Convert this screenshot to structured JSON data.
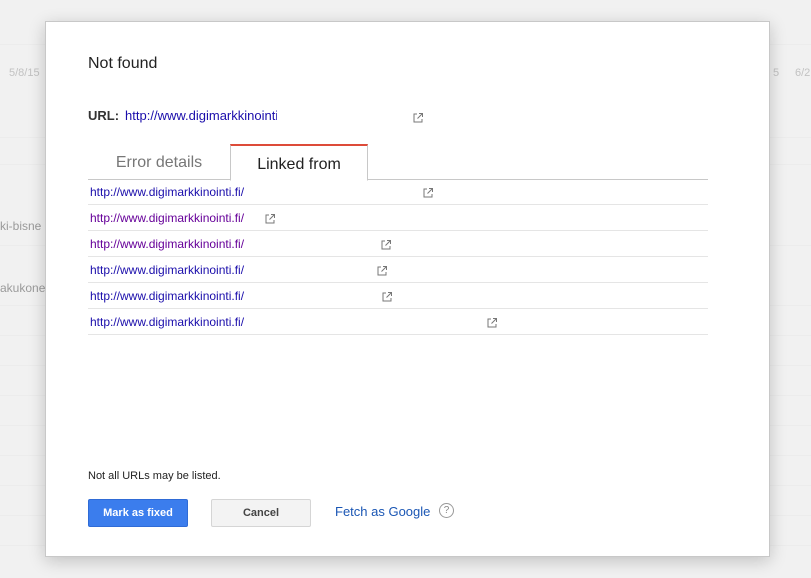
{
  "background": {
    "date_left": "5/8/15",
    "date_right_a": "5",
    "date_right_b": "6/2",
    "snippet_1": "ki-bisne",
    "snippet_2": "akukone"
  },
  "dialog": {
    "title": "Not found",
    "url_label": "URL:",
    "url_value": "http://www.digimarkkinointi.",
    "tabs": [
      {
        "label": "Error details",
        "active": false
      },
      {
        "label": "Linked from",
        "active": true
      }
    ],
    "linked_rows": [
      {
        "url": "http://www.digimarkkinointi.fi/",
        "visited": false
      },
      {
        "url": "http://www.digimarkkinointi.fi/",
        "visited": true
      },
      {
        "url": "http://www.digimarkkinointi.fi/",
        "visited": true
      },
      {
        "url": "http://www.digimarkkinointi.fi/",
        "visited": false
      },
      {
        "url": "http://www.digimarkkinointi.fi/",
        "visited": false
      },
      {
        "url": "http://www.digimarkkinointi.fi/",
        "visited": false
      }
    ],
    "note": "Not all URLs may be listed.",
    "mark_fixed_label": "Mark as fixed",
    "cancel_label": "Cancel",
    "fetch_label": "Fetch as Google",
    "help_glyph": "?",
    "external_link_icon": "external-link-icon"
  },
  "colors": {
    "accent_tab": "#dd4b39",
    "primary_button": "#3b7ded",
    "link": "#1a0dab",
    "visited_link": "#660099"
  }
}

————

● **Task to complete**
Copy out every line of the material above exactly, skipping the pictures.

● **Worked answer**
Convert this screenshot to structured JSON data.
{
  "background": {
    "date_left": "5/8/15",
    "date_right_a": "5",
    "date_right_b": "6/2",
    "snippet_1": "ki-bisne",
    "snippet_2": "akukone"
  },
  "dialog": {
    "title": "Not found",
    "url_label": "URL:",
    "url_value": "http://www.digimarkkinointi.",
    "tabs": [
      {
        "label": "Error details",
        "active": false
      },
      {
        "label": "Linked from",
        "active": true
      }
    ],
    "linked_rows": [
      {
        "url": "http://www.digimarkkinointi.fi/",
        "visited": false
      },
      {
        "url": "http://www.digimarkkinointi.fi/",
        "visited": true
      },
      {
        "url": "http://www.digimarkkinointi.fi/",
        "visited": true
      },
      {
        "url": "http://www.digimarkkinointi.fi/",
        "visited": false
      },
      {
        "url": "http://www.digimarkkinointi.fi/",
        "visited": false
      },
      {
        "url": "http://www.digimarkkinointi.fi/",
        "visited": false
      }
    ],
    "note": "Not all URLs may be listed.",
    "mark_fixed_label": "Mark as fixed",
    "cancel_label": "Cancel",
    "fetch_label": "Fetch as Google",
    "help_glyph": "?",
    "external_link_icon": "external-link-icon"
  },
  "colors": {
    "accent_tab": "#dd4b39",
    "primary_button": "#3b7ded",
    "link": "#1a0dab",
    "visited_link": "#660099"
  }
}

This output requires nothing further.